WHAT YOU ARE ASKED TO DO: Copy the listing below in full and skip every picture.

----------

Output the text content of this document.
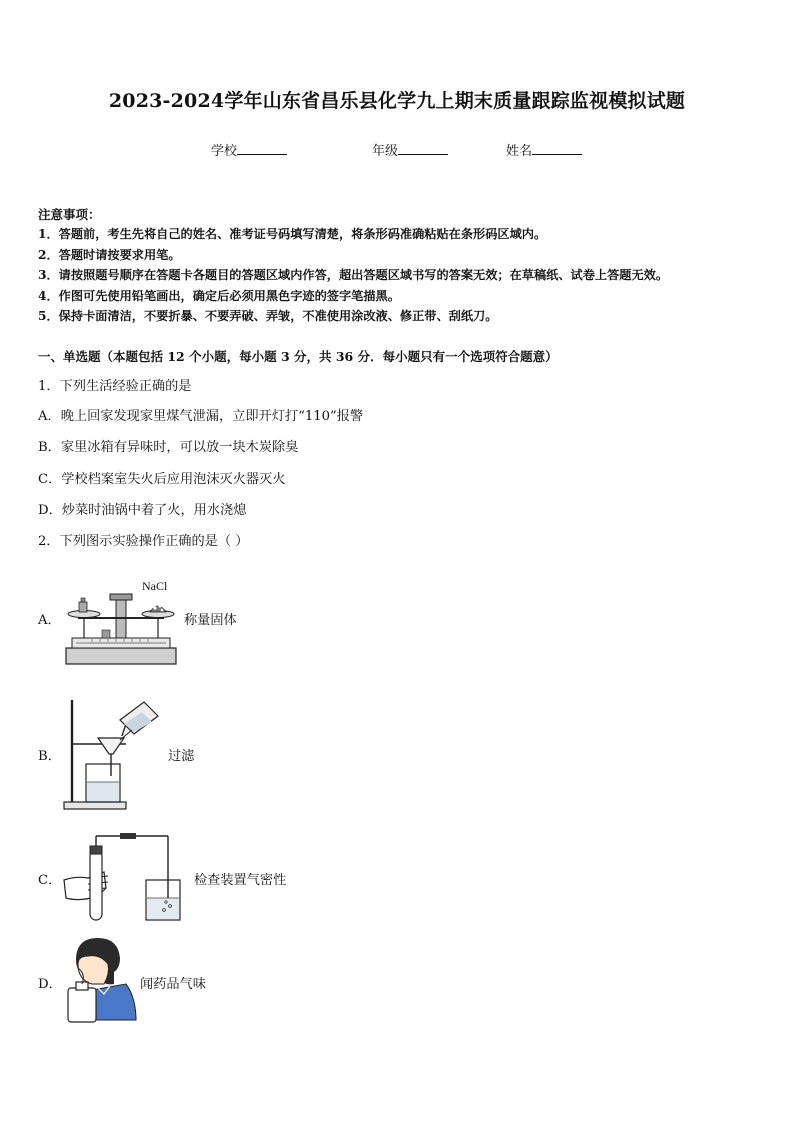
2023-2024学年山东省昌乐县化学九上期末质量跟踪监视模拟试题
学校	年级	姓名
注意事项：
1．答题前，考生先将自己的姓名、准考证号码填写清楚，将条形码准确粘贴在条形码区域内。
2．答题时请按要求用笔。
3．请按照题号顺序在答题卡各题目的答题区域内作答，超出答题区域书写的答案无效；在草稿纸、试卷上答题无效。
4．作图可先使用铅笔画出，确定后必须用黑色字迹的签字笔描黑。
5．保持卡面清洁，不要折暴、不要弄破、弄皱，不准使用涂改液、修正带、刮纸刀。
一、单选题（本题包括 12 个小题，每小题 3 分，共 36 分．每小题只有一个选项符合题意）
1．下列生活经验正确的是
A．晚上回家发现家里煤气泄漏，立即开灯打“110”报警
B．家里冰箱有异味时，可以放一块木炭除臭
C．学校档案室失火后应用泡沫灭火器灭火
D．炒菜时油锅中着了火，用水浇熄
2．下列图示实验操作正确的是（ ）
A．	称量固体
NaCl
B．	过滤
C．	检查装置气密性
D．	闻药品气味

----------

EXPECTED ANSWER:
Output the text content of this document.
2023-2024学年山东省昌乐县化学九上期末质量跟踪监视模拟试题
学校	年级	姓名
注意事项：
1．答题前，考生先将自己的姓名、准考证号码填写清楚，将条形码准确粘贴在条形码区域内。
2．答题时请按要求用笔。
3．请按照题号顺序在答题卡各题目的答题区域内作答，超出答题区域书写的答案无效；在草稿纸、试卷上答题无效。
4．作图可先使用铅笔画出，确定后必须用黑色字迹的签字笔描黑。
5．保持卡面清洁，不要折暴、不要弄破、弄皱，不准使用涂改液、修正带、刮纸刀。
一、单选题（本题包括 12 个小题，每小题 3 分，共 36 分．每小题只有一个选项符合题意）
1．下列生活经验正确的是
A．晚上回家发现家里煤气泄漏，立即开灯打“110”报警
B．家里冰箱有异味时，可以放一块木炭除臭
C．学校档案室失火后应用泡沫灭火器灭火
D．炒菜时油锅中着了火，用水浇熄
2．下列图示实验操作正确的是（ ）
A．	称量固体
NaCl
B．	过滤
C．	检查装置气密性
D．	闻药品气味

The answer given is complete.